▶ What you need to do
In the blog archive below, condense the paragraph beginning "It used to be that you could tell" into a short bulleted list that keeps its main points.

▶ Extract to read
Author Archives: Michael Froomkin

What He Said

These days, the three bloggers most likely to produce a 'what he said' reaction for me are perennial favorite The Carpetbagger, Digby (although I sometimes also violently disagree), and Robert Waldmann (with two N's!).

See, for example, Robert's reaction today to the NYT's latest piece of dangerous fluff, an article fuller of Republican spin than facts. Bait and Switch at the New York Times exactly captures my reactions when reading this thing over breakfast this morning.

That said, I am not endorsing the following statement, in an earlier posting, at least not without further testing:

This brings me to the best established hypothesis in the social sciences. The Romans had a theory that they won wars because the gods were on their side. They felt that so long as they performed traditional Pagan rituals they were fine. After converting Constantine as Pontifex Maximus ordered Romans to keep up the Pagan rituals then moved to Constantinople. For centuries Romans ruled and performed these rituals. Theodosius banned them from performing the traditional rites. Rome was sacked within 30 years. Sure it was just a coincidence suuuuuure.

Posted in The Media | 2 Comments

Marketplace

If you listened to the very end of this radio item from Marketplace, I have a few seconds talking about trademarks. Or you could skip that and just read about what ICANN is up to with its Internationalized Domain Names testbed.

Posted in Law: Trademark Law | 2 Comments

Metacafe Gets Mean

In the course of a snapshot of metacafe, which tries to paint the site as a happy retro-dinosaur stuck in web 1.0 of viral video — you know, so 2005 — the NYT Bits Blog has this little aside about Metacafe's evolving standards of good taste,

Viral Videos Still Rule at Metacafe: Over the last year, the site has moved from what Mr. Hachenburg describes as a European sensibility to an American one. In other words, there's now less sex and more violence.

More violence is not progress in my book. I wonder what drove this move?

It used to be that you could tell when there was a recession going on by magazine covers — in bad times the women's mags got a lot more brazen about putting SEX in their headlines. (Not sure if the same applies to lad mags — have they been around long enough?)

Is the Internet counter-cyclical?

Posted in Kultcha | 1 Comment

It’s Always Worse than You Think

One of the amazing things about this administration is that what starts out seeming like isolated pockets of corruption gradually takes shape as a pattern, only to be relevaled to be a way of life.

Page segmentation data
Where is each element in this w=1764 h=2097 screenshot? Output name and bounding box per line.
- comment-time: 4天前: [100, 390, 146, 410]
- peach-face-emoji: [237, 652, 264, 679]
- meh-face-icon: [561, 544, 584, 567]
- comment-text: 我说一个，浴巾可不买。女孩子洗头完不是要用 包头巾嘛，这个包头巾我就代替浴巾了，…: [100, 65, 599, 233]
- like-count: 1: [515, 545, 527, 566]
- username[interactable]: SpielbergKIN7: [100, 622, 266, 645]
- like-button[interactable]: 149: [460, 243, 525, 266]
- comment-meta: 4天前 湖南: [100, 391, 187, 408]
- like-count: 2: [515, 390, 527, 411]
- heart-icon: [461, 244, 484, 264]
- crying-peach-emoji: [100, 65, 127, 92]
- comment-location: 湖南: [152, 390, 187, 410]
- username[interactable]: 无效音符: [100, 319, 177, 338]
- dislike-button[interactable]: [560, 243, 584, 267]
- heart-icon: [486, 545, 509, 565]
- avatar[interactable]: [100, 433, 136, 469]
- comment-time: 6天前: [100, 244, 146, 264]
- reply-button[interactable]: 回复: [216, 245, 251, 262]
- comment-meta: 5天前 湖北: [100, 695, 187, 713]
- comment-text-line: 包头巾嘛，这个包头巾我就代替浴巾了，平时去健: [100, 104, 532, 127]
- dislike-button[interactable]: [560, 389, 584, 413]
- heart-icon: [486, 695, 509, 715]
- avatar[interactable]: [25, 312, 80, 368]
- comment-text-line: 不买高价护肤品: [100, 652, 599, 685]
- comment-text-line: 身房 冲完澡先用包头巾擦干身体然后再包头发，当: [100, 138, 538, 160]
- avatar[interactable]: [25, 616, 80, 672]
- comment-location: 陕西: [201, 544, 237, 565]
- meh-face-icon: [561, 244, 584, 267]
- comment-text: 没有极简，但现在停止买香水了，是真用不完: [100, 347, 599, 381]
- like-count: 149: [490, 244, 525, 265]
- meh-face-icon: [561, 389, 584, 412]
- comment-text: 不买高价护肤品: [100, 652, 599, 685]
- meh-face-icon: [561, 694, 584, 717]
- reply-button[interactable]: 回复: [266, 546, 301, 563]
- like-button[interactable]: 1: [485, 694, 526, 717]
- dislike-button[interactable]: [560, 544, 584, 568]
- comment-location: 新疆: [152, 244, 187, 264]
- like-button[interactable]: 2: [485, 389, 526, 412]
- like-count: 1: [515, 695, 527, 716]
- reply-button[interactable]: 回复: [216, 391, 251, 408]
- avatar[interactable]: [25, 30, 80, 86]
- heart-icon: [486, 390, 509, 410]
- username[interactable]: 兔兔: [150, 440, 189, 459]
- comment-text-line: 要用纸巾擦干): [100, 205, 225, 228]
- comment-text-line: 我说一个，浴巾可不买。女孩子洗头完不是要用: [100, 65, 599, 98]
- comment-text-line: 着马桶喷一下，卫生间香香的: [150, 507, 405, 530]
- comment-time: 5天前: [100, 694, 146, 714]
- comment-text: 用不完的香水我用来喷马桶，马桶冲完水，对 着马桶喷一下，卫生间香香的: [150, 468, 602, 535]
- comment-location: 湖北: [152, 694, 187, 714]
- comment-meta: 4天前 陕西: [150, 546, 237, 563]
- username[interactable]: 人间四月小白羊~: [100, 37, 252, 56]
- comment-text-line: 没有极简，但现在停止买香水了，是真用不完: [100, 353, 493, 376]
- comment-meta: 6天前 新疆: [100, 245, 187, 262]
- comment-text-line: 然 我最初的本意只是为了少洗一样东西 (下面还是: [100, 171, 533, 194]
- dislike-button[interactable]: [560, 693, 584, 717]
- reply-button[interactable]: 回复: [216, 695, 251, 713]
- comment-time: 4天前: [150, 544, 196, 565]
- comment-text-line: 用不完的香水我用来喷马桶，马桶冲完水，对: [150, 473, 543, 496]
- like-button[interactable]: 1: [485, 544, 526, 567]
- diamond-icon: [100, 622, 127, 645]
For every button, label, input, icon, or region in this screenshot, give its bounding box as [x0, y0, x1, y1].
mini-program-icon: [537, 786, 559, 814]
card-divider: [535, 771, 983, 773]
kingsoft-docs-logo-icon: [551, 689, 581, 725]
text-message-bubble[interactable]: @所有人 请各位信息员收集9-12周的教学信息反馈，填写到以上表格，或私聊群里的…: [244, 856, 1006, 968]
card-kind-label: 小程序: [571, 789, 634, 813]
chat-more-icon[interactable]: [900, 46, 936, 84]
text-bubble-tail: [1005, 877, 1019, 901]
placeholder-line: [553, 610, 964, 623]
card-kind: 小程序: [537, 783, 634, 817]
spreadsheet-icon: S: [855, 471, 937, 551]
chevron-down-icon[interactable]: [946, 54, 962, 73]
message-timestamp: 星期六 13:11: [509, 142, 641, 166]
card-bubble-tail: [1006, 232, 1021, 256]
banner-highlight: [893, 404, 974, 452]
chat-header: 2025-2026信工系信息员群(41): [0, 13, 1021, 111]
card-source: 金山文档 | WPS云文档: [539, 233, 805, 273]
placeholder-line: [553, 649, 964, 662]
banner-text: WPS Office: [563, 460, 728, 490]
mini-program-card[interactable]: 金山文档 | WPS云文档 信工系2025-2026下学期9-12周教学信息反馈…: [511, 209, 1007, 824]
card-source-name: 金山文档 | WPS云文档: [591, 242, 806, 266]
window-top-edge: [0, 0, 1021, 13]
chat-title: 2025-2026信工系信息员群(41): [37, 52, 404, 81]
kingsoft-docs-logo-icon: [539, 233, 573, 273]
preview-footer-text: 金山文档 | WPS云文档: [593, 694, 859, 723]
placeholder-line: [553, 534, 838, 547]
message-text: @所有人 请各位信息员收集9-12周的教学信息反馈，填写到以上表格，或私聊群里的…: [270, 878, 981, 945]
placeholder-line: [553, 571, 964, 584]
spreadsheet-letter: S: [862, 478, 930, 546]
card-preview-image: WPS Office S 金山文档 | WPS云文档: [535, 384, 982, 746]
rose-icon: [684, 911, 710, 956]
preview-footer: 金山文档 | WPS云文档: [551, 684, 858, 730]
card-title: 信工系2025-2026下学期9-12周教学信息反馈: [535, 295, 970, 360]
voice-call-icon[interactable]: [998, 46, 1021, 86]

▶ Your solution
- Magazine covers once showed when a recession was under way.
- In bad times, women's magazines were more brazen about putting SEX in their headlines.
- The writer is unsure whether this also applies to lad mags and asks whether they have been around long enough to tell.